(Collected data entries)
## begin
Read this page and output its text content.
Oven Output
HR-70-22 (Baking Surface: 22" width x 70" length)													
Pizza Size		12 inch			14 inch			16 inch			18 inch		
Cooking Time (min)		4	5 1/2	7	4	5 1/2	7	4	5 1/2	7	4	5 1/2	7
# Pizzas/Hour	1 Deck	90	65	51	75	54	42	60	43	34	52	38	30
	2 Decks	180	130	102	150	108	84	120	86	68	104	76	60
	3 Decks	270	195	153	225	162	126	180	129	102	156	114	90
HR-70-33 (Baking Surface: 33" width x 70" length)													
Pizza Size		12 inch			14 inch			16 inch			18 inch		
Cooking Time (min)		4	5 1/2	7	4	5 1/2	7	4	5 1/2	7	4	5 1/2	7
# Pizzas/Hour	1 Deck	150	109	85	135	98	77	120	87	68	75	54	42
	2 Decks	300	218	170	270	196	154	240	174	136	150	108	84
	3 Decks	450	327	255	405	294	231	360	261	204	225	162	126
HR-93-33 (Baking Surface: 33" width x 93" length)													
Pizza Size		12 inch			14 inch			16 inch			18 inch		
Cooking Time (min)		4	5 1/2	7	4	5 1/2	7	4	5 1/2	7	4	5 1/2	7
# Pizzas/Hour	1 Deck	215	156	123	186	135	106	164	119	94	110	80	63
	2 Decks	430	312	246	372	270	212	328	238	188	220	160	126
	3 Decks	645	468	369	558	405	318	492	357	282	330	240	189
## end
## TASK TO CARRY OUT
Give the data again, exactly as it stands.

## EXERCISE OUTPUT
Read this page and output its text content.
Oven Output
HR-70-22 (Baking Surface: 22" width x 70" length)													
Pizza Size		12 inch			14 inch			16 inch			18 inch		
Cooking Time (min)		4	5 1/2	7	4	5 1/2	7	4	5 1/2	7	4	5 1/2	7
# Pizzas/Hour	1 Deck	90	65	51	75	54	42	60	43	34	52	38	30
	2 Decks	180	130	102	150	108	84	120	86	68	104	76	60
	3 Decks	270	195	153	225	162	126	180	129	102	156	114	90
HR-70-33 (Baking Surface: 33" width x 70" length)													
Pizza Size		12 inch			14 inch			16 inch			18 inch		
Cooking Time (min)		4	5 1/2	7	4	5 1/2	7	4	5 1/2	7	4	5 1/2	7
# Pizzas/Hour	1 Deck	150	109	85	135	98	77	120	87	68	75	54	42
	2 Decks	300	218	170	270	196	154	240	174	136	150	108	84
	3 Decks	450	327	255	405	294	231	360	261	204	225	162	126
HR-93-33 (Baking Surface: 33" width x 93" length)													
Pizza Size		12 inch			14 inch			16 inch			18 inch		
Cooking Time (min)		4	5 1/2	7	4	5 1/2	7	4	5 1/2	7	4	5 1/2	7
# Pizzas/Hour	1 Deck	215	156	123	186	135	106	164	119	94	110	80	63
	2 Decks	430	312	246	372	270	212	328	238	188	220	160	126
	3 Decks	645	468	369	558	405	318	492	357	282	330	240	189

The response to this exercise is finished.